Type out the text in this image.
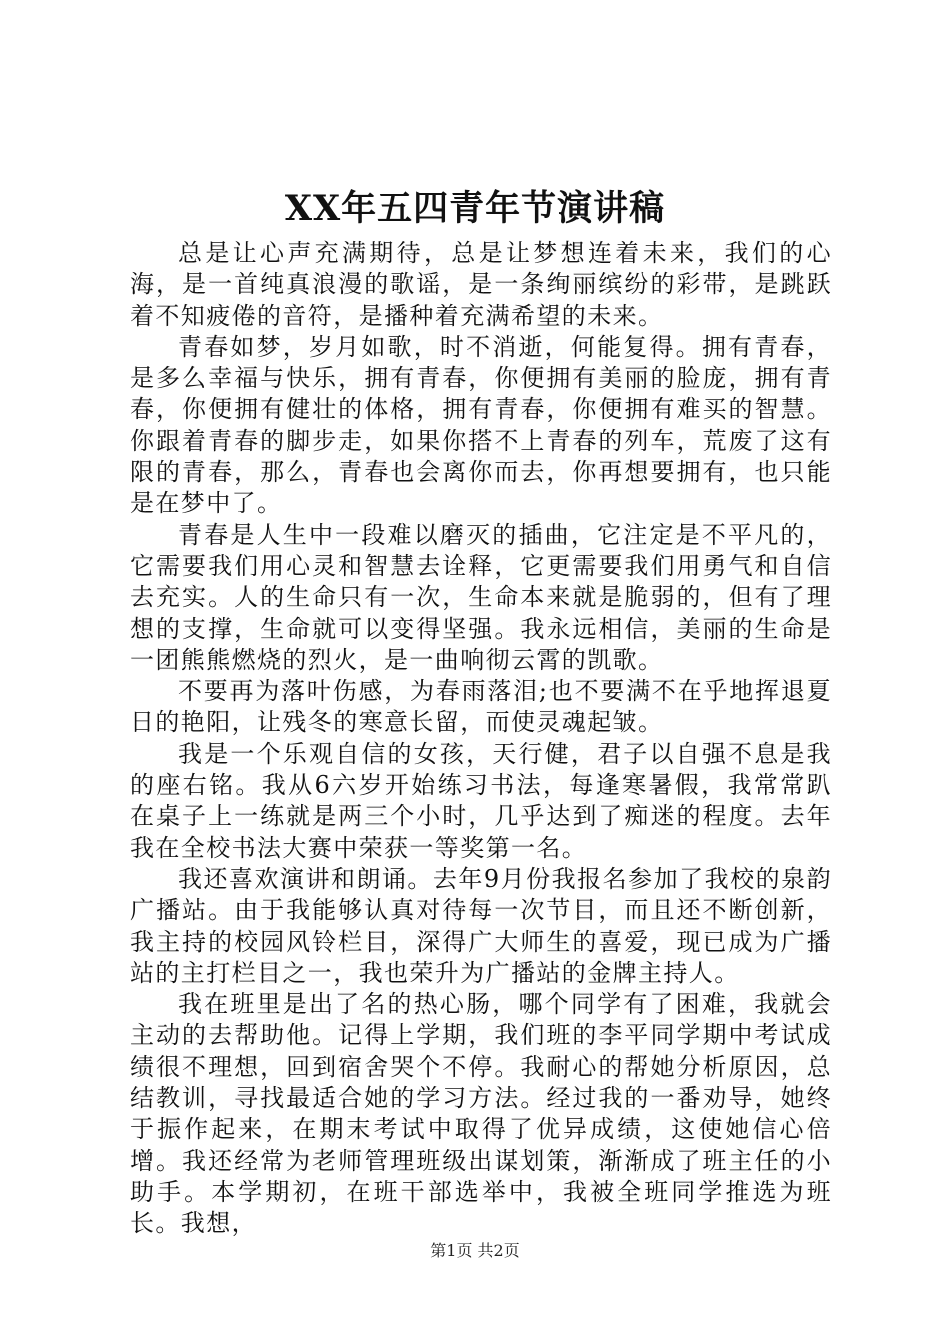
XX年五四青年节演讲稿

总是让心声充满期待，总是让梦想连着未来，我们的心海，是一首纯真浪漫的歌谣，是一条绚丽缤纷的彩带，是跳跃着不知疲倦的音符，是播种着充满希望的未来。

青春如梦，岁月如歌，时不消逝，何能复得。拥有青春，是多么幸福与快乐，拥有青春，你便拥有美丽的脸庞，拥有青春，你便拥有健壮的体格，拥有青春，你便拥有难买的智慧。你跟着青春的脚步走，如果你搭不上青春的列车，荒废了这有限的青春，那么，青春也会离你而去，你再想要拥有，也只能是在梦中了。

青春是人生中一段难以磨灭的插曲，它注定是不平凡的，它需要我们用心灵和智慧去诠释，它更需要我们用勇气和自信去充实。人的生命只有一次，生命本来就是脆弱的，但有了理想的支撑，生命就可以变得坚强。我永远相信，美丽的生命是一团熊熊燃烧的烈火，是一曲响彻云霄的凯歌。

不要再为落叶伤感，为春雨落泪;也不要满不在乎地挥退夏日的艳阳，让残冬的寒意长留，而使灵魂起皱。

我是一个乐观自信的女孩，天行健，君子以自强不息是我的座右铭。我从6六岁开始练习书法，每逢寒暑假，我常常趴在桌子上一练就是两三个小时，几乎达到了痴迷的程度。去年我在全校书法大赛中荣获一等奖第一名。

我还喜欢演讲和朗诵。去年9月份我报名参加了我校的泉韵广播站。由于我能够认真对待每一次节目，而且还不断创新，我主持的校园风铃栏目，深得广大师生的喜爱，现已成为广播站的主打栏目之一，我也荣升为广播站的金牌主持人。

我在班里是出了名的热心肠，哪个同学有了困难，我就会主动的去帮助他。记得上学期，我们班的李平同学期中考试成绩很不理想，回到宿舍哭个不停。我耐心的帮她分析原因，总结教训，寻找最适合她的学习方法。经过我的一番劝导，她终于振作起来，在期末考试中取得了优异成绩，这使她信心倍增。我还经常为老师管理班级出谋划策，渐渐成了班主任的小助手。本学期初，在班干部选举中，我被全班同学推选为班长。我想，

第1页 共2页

------------

Quote the entries in full. Any image among them is to be omitted from the copy.

— The response —
Type out the text in this image.
XX年五四青年节演讲稿

总是让心声充满期待，总是让梦想连着未来，我们的心海，是一首纯真浪漫的歌谣，是一条绚丽缤纷的彩带，是跳跃着不知疲倦的音符，是播种着充满希望的未来。

青春如梦，岁月如歌，时不消逝，何能复得。拥有青春，是多么幸福与快乐，拥有青春，你便拥有美丽的脸庞，拥有青春，你便拥有健壮的体格，拥有青春，你便拥有难买的智慧。你跟着青春的脚步走，如果你搭不上青春的列车，荒废了这有限的青春，那么，青春也会离你而去，你再想要拥有，也只能是在梦中了。

青春是人生中一段难以磨灭的插曲，它注定是不平凡的，它需要我们用心灵和智慧去诠释，它更需要我们用勇气和自信去充实。人的生命只有一次，生命本来就是脆弱的，但有了理想的支撑，生命就可以变得坚强。我永远相信，美丽的生命是一团熊熊燃烧的烈火，是一曲响彻云霄的凯歌。

不要再为落叶伤感，为春雨落泪;也不要满不在乎地挥退夏日的艳阳，让残冬的寒意长留，而使灵魂起皱。

我是一个乐观自信的女孩，天行健，君子以自强不息是我的座右铭。我从6六岁开始练习书法，每逢寒暑假，我常常趴在桌子上一练就是两三个小时，几乎达到了痴迷的程度。去年我在全校书法大赛中荣获一等奖第一名。

我还喜欢演讲和朗诵。去年9月份我报名参加了我校的泉韵广播站。由于我能够认真对待每一次节目，而且还不断创新，我主持的校园风铃栏目，深得广大师生的喜爱，现已成为广播站的主打栏目之一，我也荣升为广播站的金牌主持人。

我在班里是出了名的热心肠，哪个同学有了困难，我就会主动的去帮助他。记得上学期，我们班的李平同学期中考试成绩很不理想，回到宿舍哭个不停。我耐心的帮她分析原因，总结教训，寻找最适合她的学习方法。经过我的一番劝导，她终于振作起来，在期末考试中取得了优异成绩，这使她信心倍增。我还经常为老师管理班级出谋划策，渐渐成了班主任的小助手。本学期初，在班干部选举中，我被全班同学推选为班长。我想，

第1页 共2页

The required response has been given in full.